-------- Recorded data
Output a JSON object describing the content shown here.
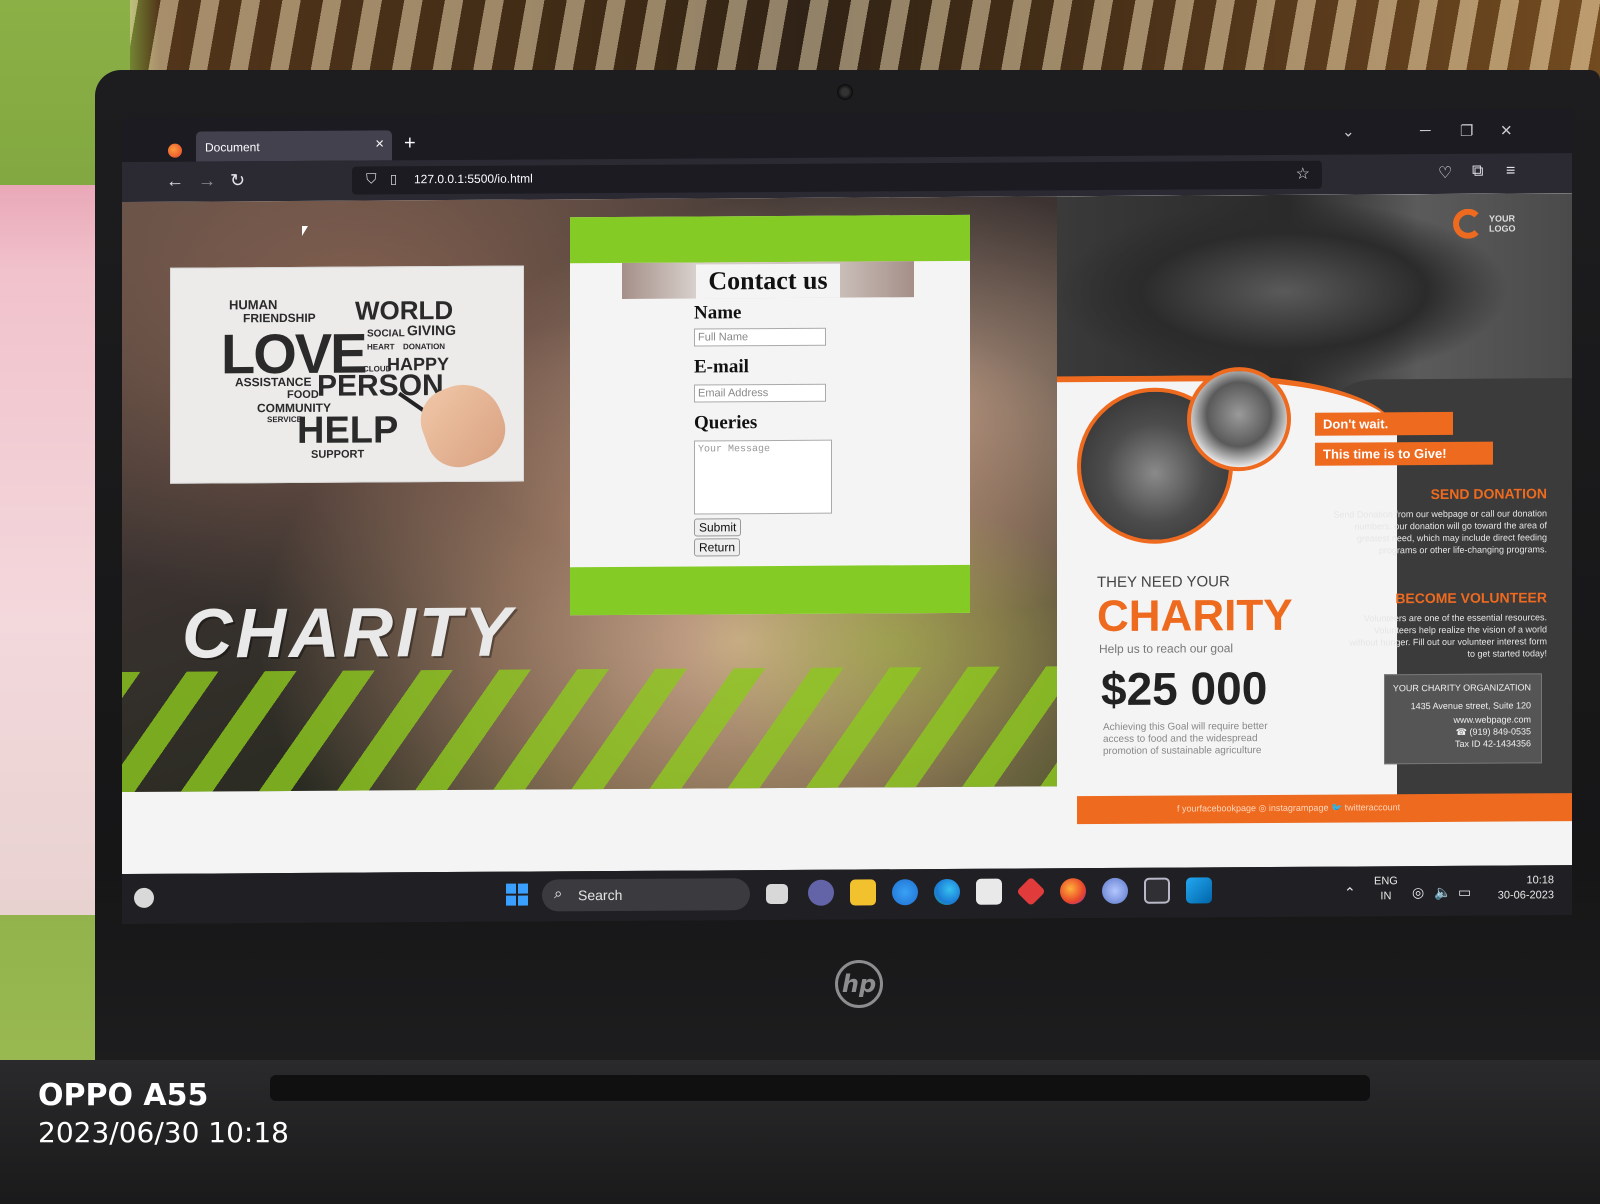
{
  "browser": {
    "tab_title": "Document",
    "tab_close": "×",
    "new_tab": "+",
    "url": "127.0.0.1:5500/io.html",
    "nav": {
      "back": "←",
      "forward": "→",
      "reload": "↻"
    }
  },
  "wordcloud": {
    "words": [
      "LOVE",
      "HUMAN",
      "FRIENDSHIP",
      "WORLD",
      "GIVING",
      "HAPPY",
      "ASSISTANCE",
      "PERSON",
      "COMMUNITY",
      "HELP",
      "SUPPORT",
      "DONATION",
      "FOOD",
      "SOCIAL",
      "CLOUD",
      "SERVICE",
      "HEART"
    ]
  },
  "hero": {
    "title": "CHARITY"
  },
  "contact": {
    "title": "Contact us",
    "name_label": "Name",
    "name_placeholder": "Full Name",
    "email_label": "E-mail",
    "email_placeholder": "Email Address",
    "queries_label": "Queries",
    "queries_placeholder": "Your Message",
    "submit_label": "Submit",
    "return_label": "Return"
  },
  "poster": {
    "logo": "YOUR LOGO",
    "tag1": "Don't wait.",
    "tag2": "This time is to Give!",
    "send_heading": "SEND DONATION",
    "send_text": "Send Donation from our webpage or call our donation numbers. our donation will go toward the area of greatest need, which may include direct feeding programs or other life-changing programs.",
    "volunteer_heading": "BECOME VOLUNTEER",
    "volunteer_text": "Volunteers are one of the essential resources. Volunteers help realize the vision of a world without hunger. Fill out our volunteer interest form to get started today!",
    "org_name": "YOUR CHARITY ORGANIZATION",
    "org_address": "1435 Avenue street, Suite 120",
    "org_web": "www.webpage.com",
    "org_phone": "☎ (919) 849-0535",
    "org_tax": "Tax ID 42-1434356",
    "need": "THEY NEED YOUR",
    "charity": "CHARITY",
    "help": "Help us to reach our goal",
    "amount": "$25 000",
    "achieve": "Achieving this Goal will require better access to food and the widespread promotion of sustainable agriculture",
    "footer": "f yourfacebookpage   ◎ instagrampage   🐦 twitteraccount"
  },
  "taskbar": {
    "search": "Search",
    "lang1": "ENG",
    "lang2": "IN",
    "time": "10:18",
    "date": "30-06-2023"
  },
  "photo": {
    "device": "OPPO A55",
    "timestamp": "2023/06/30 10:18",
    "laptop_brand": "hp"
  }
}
----------------
→ Job
Find the string "will" in the records, then copy each line where it occurs.

→ Result of the task
    "send_text": "Send Donation from our webpage or call our donation numbers. our donation will go toward the area of greatest need, which may include direct feeding programs or other life-changing programs.",
    "achieve": "Achieving this Goal will require better access to food and the widespread promotion of sustainable agriculture",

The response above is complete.